⟨

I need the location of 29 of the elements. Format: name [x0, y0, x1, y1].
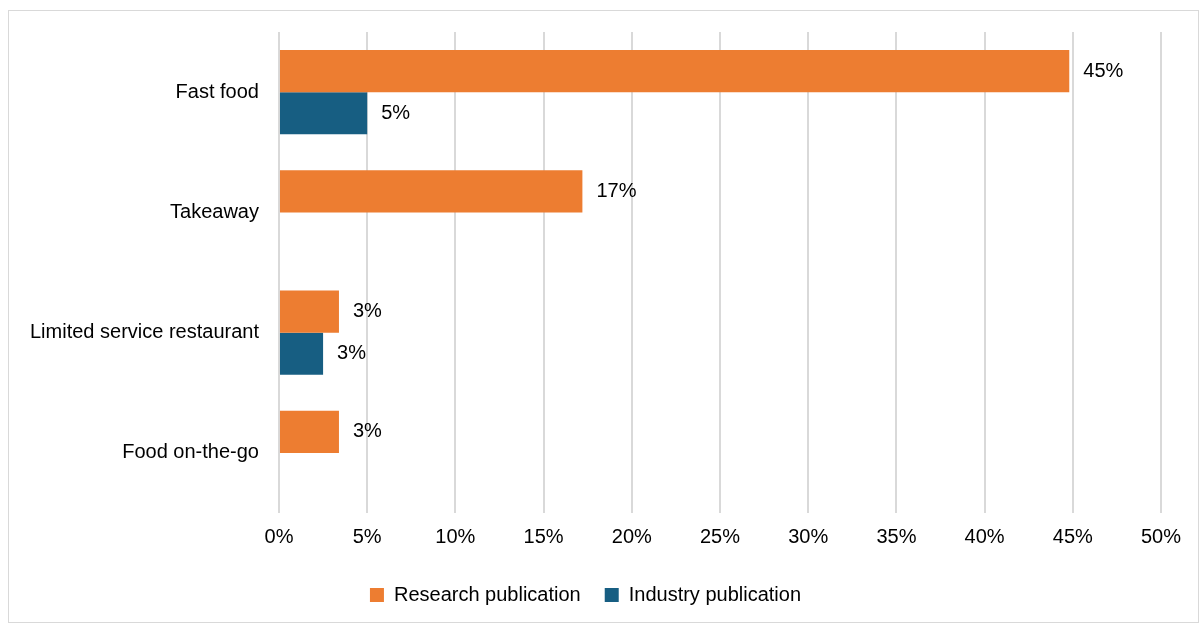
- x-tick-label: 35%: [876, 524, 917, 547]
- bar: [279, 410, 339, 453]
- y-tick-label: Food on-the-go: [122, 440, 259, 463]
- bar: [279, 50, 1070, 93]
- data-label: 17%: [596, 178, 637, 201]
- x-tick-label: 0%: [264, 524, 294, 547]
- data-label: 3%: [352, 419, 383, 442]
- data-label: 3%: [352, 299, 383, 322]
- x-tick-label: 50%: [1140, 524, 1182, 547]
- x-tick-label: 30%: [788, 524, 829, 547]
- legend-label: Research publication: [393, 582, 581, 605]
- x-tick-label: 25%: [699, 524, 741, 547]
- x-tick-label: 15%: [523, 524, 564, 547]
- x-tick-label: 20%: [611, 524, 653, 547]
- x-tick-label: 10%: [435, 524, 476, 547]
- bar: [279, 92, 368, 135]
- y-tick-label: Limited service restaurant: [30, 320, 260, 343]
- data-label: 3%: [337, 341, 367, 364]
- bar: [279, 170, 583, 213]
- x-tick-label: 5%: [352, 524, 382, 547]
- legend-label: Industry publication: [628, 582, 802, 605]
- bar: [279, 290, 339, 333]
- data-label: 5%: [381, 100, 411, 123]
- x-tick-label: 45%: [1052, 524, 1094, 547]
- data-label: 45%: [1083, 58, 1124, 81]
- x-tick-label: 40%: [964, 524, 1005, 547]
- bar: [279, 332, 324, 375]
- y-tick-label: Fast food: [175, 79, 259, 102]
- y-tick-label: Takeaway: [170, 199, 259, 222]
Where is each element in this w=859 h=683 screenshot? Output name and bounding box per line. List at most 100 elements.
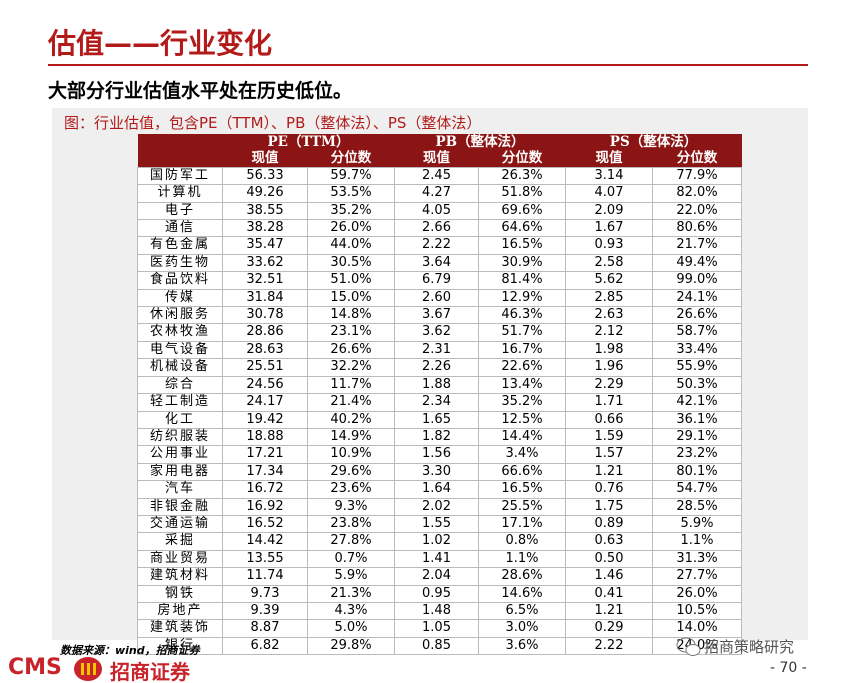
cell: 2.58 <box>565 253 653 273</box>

⟩

Trascriva parola per parola tutte le righe del materiale riportato sopra, dalla prima all'ultima, escludendo le immagini.

*Risposta:*
I need the location of 29 of the elements. Format: name [x0, y0, x1, y1].
- x-tick-label: 35%: [876, 524, 917, 547]
- bar: [279, 410, 339, 453]
- y-tick-label: Food on-the-go: [122, 440, 259, 463]
- bar: [279, 50, 1070, 93]
- data-label: 17%: [596, 178, 637, 201]
- x-tick-label: 0%: [264, 524, 294, 547]
- data-label: 3%: [352, 419, 383, 442]
- data-label: 3%: [352, 299, 383, 322]
- x-tick-label: 50%: [1140, 524, 1182, 547]
- x-tick-label: 30%: [788, 524, 829, 547]
- legend-label: Research publication: [393, 582, 581, 605]
- x-tick-label: 25%: [699, 524, 741, 547]
- x-tick-label: 15%: [523, 524, 564, 547]
- x-tick-label: 20%: [611, 524, 653, 547]
- x-tick-label: 10%: [435, 524, 476, 547]
- bar: [279, 92, 368, 135]
- y-tick-label: Limited service restaurant: [30, 320, 260, 343]
- data-label: 3%: [337, 341, 367, 364]
- bar: [279, 170, 583, 213]
- x-tick-label: 5%: [352, 524, 382, 547]
- legend-label: Industry publication: [628, 582, 802, 605]
- bar: [279, 290, 339, 333]
- data-label: 5%: [381, 100, 411, 123]
- x-tick-label: 45%: [1052, 524, 1094, 547]
- data-label: 45%: [1083, 58, 1124, 81]
- x-tick-label: 40%: [964, 524, 1005, 547]
- bar: [279, 332, 324, 375]
- y-tick-label: Fast food: [175, 79, 259, 102]
- y-tick-label: Takeaway: [170, 199, 259, 222]
Where is each element in this w=859 h=683 screenshot? Output name and bounding box per line. List at most 100 elements.
cell: 2.58 <box>565 253 653 273</box>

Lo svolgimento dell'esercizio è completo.